• [EXERCISE BRIEF]: Your answer is a single number: how many lines hold the word "Status"?

Dataset items
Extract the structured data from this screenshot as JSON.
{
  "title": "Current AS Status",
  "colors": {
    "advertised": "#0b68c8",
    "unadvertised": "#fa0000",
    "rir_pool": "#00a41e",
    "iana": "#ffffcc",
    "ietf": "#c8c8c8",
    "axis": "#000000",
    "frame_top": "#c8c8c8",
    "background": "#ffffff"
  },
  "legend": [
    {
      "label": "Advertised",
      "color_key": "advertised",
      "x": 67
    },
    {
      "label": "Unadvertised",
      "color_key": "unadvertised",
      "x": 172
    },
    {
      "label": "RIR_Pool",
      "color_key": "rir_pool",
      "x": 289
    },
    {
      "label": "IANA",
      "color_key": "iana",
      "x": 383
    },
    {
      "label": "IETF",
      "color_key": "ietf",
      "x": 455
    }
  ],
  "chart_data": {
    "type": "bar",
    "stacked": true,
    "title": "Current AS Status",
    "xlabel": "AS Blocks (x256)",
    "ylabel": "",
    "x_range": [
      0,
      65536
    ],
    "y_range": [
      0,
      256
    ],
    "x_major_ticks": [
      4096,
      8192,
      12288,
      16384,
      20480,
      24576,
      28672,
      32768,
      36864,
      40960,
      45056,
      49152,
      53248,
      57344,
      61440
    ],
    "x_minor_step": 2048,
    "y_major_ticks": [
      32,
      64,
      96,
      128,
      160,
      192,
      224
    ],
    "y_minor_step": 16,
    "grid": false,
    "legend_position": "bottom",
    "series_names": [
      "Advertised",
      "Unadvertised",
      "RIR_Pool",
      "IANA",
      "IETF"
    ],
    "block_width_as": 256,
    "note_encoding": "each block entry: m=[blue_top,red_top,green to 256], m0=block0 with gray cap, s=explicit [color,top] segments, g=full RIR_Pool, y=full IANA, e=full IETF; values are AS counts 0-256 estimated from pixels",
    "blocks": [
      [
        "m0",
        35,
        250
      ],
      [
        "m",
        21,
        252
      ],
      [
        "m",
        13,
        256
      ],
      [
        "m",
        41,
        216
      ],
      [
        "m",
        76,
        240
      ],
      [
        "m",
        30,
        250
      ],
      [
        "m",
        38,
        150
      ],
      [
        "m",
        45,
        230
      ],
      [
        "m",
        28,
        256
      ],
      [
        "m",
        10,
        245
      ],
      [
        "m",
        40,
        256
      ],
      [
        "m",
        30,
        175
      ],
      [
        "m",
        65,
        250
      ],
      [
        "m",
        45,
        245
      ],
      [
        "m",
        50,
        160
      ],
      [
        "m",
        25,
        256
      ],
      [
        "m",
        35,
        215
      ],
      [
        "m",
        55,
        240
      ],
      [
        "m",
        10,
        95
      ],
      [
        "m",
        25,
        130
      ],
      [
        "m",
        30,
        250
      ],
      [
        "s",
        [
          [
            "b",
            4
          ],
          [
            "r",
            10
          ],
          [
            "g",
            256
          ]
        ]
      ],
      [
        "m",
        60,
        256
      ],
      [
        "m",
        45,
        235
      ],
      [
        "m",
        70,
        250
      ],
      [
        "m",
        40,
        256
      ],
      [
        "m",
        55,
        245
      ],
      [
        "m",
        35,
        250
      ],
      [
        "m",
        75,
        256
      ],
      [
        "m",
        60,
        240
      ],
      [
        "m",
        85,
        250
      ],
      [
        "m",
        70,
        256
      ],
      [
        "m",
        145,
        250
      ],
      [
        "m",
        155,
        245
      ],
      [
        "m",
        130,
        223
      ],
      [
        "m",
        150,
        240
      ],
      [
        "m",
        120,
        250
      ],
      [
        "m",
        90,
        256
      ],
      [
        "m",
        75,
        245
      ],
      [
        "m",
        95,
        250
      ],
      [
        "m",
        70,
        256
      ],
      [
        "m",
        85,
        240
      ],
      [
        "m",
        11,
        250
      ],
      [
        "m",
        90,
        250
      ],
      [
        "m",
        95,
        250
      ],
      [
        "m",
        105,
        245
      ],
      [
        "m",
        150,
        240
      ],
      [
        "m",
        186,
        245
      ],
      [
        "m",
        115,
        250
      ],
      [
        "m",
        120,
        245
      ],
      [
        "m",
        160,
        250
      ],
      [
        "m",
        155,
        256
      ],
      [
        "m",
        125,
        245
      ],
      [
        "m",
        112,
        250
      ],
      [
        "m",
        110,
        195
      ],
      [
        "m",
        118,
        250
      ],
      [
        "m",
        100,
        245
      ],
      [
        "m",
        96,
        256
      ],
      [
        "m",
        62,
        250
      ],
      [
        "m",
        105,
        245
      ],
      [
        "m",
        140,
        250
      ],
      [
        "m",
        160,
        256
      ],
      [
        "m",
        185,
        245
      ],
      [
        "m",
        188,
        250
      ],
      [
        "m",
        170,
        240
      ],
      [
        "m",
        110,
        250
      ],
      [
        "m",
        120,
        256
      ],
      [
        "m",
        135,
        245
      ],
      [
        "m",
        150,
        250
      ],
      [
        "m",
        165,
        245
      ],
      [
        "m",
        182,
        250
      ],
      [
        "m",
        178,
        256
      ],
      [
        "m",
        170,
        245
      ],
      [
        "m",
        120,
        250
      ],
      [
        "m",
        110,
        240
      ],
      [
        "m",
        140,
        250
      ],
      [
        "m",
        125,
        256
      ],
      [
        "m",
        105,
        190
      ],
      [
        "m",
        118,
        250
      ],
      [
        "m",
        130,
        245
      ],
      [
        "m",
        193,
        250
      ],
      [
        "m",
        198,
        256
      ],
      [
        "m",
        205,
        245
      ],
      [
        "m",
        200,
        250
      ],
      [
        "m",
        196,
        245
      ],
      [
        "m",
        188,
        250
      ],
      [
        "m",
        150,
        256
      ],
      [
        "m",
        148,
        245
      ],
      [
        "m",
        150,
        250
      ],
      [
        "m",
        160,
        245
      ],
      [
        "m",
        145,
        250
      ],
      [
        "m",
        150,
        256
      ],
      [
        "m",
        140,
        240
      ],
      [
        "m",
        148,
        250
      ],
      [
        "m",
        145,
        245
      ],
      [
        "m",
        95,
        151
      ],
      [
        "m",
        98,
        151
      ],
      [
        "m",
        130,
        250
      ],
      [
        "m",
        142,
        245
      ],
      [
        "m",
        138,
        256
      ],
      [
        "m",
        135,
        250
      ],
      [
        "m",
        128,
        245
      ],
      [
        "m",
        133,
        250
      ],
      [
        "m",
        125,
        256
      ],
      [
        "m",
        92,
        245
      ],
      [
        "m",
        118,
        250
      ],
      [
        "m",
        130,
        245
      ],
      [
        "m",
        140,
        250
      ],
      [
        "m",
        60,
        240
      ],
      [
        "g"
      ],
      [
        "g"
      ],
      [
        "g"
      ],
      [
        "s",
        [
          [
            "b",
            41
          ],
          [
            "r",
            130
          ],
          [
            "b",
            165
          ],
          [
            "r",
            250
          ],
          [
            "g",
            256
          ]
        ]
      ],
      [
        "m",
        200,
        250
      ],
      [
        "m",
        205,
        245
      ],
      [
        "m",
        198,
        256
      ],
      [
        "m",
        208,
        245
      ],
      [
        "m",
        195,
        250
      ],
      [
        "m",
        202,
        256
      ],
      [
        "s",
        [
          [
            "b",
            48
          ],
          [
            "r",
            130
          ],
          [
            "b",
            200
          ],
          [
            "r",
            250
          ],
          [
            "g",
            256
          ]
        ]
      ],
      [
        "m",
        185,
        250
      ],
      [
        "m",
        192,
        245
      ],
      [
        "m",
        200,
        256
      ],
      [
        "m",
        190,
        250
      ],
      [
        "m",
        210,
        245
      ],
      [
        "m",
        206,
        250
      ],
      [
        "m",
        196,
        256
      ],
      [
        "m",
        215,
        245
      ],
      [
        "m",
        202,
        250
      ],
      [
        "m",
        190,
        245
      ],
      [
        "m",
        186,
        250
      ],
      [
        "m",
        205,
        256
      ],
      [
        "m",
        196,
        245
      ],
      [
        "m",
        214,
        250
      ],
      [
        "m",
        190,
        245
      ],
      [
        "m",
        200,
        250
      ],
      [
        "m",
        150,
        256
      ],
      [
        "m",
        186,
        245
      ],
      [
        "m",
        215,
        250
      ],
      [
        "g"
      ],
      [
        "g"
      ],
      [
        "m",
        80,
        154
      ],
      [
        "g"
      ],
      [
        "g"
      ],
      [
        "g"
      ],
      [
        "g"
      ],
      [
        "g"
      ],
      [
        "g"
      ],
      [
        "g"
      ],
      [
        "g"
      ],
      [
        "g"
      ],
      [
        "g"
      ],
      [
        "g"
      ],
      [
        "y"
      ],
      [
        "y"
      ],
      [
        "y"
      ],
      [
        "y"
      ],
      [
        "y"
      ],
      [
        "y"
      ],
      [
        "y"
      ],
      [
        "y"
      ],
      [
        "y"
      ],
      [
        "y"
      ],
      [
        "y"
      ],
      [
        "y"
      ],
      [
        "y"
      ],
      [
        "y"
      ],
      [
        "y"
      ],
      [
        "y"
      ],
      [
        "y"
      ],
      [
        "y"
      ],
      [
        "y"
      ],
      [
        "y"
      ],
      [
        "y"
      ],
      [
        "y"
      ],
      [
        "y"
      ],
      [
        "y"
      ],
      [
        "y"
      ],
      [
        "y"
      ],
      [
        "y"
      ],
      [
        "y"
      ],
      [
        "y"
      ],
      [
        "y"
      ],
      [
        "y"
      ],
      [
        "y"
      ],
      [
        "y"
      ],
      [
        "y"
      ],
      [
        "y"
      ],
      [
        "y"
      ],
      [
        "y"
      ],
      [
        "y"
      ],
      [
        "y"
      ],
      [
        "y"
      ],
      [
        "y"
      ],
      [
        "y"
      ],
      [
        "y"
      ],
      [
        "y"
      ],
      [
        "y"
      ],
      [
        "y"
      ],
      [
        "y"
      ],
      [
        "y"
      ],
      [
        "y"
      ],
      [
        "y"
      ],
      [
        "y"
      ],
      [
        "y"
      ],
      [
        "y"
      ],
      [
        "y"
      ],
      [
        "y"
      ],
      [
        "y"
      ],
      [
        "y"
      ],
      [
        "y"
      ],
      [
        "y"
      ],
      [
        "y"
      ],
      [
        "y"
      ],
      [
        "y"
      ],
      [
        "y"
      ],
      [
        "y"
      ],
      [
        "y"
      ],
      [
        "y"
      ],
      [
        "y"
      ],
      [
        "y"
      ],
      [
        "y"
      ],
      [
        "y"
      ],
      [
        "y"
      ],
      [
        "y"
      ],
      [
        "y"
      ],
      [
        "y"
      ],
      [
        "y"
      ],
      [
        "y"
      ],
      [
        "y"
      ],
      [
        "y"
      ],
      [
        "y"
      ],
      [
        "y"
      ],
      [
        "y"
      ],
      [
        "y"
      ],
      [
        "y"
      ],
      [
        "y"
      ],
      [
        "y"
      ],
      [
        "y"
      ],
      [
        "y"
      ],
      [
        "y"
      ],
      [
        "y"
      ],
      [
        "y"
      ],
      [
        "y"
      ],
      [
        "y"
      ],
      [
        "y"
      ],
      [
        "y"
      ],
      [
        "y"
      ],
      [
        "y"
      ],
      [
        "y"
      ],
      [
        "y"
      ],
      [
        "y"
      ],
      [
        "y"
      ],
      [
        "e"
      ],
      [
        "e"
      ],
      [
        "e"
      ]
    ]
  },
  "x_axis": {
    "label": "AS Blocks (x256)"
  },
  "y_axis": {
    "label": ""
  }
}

• [PROBLEM SOLUTION]: 2